* Start Data *

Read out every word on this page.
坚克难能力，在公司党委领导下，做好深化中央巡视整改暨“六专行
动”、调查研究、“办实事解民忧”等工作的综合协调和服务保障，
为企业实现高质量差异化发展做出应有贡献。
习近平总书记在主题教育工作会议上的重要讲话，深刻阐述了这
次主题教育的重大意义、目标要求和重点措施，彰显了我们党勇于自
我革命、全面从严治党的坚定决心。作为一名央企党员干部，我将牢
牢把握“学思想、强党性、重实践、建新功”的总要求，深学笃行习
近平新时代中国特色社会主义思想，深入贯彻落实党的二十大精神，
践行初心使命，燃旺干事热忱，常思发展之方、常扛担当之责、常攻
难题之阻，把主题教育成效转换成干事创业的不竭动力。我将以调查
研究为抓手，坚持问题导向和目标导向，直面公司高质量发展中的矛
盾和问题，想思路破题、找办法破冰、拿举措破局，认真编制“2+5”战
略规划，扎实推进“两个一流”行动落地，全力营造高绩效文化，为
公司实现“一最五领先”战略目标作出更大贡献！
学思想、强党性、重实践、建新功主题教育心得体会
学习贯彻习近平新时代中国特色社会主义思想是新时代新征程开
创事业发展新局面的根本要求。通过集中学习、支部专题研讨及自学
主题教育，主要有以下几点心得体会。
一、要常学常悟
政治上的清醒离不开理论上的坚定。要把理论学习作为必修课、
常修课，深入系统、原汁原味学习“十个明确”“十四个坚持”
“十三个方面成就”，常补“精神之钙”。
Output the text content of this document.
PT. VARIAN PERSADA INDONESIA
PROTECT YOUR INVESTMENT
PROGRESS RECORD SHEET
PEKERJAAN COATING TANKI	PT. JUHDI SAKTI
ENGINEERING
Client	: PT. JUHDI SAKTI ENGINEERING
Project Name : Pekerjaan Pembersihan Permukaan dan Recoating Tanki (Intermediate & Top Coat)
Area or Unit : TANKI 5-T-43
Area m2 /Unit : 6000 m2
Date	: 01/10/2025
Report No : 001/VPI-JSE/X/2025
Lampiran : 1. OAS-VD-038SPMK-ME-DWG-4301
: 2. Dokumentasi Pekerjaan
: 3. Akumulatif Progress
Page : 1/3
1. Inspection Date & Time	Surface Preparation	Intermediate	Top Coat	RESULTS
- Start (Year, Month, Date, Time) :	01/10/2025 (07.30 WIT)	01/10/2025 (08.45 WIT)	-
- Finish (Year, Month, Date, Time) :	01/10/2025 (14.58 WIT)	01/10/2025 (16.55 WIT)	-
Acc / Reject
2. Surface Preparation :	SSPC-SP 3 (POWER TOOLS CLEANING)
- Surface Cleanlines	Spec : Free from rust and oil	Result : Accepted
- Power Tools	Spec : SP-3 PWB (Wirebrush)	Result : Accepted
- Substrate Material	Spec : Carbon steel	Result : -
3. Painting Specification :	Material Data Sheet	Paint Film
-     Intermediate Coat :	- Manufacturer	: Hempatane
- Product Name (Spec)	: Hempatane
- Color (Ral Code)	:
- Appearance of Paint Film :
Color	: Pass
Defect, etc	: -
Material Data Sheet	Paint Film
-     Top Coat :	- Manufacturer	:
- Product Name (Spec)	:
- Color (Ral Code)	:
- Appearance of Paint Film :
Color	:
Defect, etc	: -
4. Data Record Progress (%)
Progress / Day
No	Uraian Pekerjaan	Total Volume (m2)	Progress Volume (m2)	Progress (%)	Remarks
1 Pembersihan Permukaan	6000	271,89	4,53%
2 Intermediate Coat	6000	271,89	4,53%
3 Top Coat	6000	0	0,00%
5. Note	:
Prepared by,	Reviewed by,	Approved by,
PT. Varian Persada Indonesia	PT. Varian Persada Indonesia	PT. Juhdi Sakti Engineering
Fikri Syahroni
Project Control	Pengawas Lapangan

* End Data *

Written exercise:
All of the material above needs to be copied exactly.

In response:
Read out every word on this page.
坚克难能力，在公司党委领导下，做好深化中央巡视整改暨“六专行
动”、调查研究、“办实事解民忧”等工作的综合协调和服务保障，
为企业实现高质量差异化发展做出应有贡献。
习近平总书记在主题教育工作会议上的重要讲话，深刻阐述了这
次主题教育的重大意义、目标要求和重点措施，彰显了我们党勇于自
我革命、全面从严治党的坚定决心。作为一名央企党员干部，我将牢
牢把握“学思想、强党性、重实践、建新功”的总要求，深学笃行习
近平新时代中国特色社会主义思想，深入贯彻落实党的二十大精神，
践行初心使命，燃旺干事热忱，常思发展之方、常扛担当之责、常攻
难题之阻，把主题教育成效转换成干事创业的不竭动力。我将以调查
研究为抓手，坚持问题导向和目标导向，直面公司高质量发展中的矛
盾和问题，想思路破题、找办法破冰、拿举措破局，认真编制“2+5”战
略规划，扎实推进“两个一流”行动落地，全力营造高绩效文化，为
公司实现“一最五领先”战略目标作出更大贡献！
学思想、强党性、重实践、建新功主题教育心得体会
学习贯彻习近平新时代中国特色社会主义思想是新时代新征程开
创事业发展新局面的根本要求。通过集中学习、支部专题研讨及自学
主题教育，主要有以下几点心得体会。
一、要常学常悟
政治上的清醒离不开理论上的坚定。要把理论学习作为必修课、
常修课，深入系统、原汁原味学习“十个明确”“十四个坚持”
“十三个方面成就”，常补“精神之钙”。
Output the text content of this document.
PT. VARIAN PERSADA INDONESIA
PROTECT YOUR INVESTMENT
PROGRESS RECORD SHEET
PEKERJAAN COATING TANKI	PT. JUHDI SAKTI
ENGINEERING
Client	: PT. JUHDI SAKTI ENGINEERING
Project Name : Pekerjaan Pembersihan Permukaan dan Recoating Tanki (Intermediate & Top Coat)
Area or Unit : TANKI 5-T-43
Area m2 /Unit : 6000 m2
Date	: 01/10/2025
Report No : 001/VPI-JSE/X/2025
Lampiran : 1. OAS-VD-038SPMK-ME-DWG-4301
: 2. Dokumentasi Pekerjaan
: 3. Akumulatif Progress
Page : 1/3
1. Inspection Date & Time	Surface Preparation	Intermediate	Top Coat	RESULTS
- Start (Year, Month, Date, Time) :	01/10/2025 (07.30 WIT)	01/10/2025 (08.45 WIT)	-
- Finish (Year, Month, Date, Time) :	01/10/2025 (14.58 WIT)	01/10/2025 (16.55 WIT)	-
Acc / Reject
2. Surface Preparation :	SSPC-SP 3 (POWER TOOLS CLEANING)
- Surface Cleanlines	Spec : Free from rust and oil	Result : Accepted
- Power Tools	Spec : SP-3 PWB (Wirebrush)	Result : Accepted
- Substrate Material	Spec : Carbon steel	Result : -
3. Painting Specification :	Material Data Sheet	Paint Film
-     Intermediate Coat :	- Manufacturer	: Hempatane
- Product Name (Spec)	: Hempatane
- Color (Ral Code)	:
- Appearance of Paint Film :
Color	: Pass
Defect, etc	: -
Material Data Sheet	Paint Film
-     Top Coat :	- Manufacturer	:
- Product Name (Spec)	:
- Color (Ral Code)	:
- Appearance of Paint Film :
Color	:
Defect, etc	: -
4. Data Record Progress (%)
Progress / Day
No	Uraian Pekerjaan	Total Volume (m2)	Progress Volume (m2)	Progress (%)	Remarks
1 Pembersihan Permukaan	6000	271,89	4,53%
2 Intermediate Coat	6000	271,89	4,53%
3 Top Coat	6000	0	0,00%
5. Note	:
Prepared by,	Reviewed by,	Approved by,
PT. Varian Persada Indonesia	PT. Varian Persada Indonesia	PT. Juhdi Sakti Engineering
Fikri Syahroni
Project Control	Pengawas Lapangan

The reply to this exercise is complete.